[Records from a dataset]
--

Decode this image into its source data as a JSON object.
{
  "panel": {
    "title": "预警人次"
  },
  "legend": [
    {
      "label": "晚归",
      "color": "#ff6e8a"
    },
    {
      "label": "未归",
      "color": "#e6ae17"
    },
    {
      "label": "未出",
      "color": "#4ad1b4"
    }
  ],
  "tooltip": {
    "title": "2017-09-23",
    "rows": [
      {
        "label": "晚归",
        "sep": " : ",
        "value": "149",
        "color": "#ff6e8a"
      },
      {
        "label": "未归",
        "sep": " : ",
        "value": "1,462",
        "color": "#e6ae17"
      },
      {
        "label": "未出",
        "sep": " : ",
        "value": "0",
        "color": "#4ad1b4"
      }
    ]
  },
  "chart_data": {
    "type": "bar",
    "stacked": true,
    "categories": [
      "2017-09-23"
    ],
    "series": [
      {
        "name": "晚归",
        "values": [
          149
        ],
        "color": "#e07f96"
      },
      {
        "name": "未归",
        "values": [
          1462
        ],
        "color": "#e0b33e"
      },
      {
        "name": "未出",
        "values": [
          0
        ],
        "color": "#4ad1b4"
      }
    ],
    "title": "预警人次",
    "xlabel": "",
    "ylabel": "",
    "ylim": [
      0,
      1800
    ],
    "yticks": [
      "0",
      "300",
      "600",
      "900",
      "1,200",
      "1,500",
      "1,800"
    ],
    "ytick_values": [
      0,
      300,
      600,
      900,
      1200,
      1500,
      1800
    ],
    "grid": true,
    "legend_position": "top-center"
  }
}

--

> _Aim_: Your task is to output all of the data above word for word.

> _The solution_:
Decode this image into its source data as a JSON object.
{
  "panel": {
    "title": "预警人次"
  },
  "legend": [
    {
      "label": "晚归",
      "color": "#ff6e8a"
    },
    {
      "label": "未归",
      "color": "#e6ae17"
    },
    {
      "label": "未出",
      "color": "#4ad1b4"
    }
  ],
  "tooltip": {
    "title": "2017-09-23",
    "rows": [
      {
        "label": "晚归",
        "sep": " : ",
        "value": "149",
        "color": "#ff6e8a"
      },
      {
        "label": "未归",
        "sep": " : ",
        "value": "1,462",
        "color": "#e6ae17"
      },
      {
        "label": "未出",
        "sep": " : ",
        "value": "0",
        "color": "#4ad1b4"
      }
    ]
  },
  "chart_data": {
    "type": "bar",
    "stacked": true,
    "categories": [
      "2017-09-23"
    ],
    "series": [
      {
        "name": "晚归",
        "values": [
          149
        ],
        "color": "#e07f96"
      },
      {
        "name": "未归",
        "values": [
          1462
        ],
        "color": "#e0b33e"
      },
      {
        "name": "未出",
        "values": [
          0
        ],
        "color": "#4ad1b4"
      }
    ],
    "title": "预警人次",
    "xlabel": "",
    "ylabel": "",
    "ylim": [
      0,
      1800
    ],
    "yticks": [
      "0",
      "300",
      "600",
      "900",
      "1,200",
      "1,500",
      "1,800"
    ],
    "ytick_values": [
      0,
      300,
      600,
      900,
      1200,
      1500,
      1800
    ],
    "grid": true,
    "legend_position": "top-center"
  }
}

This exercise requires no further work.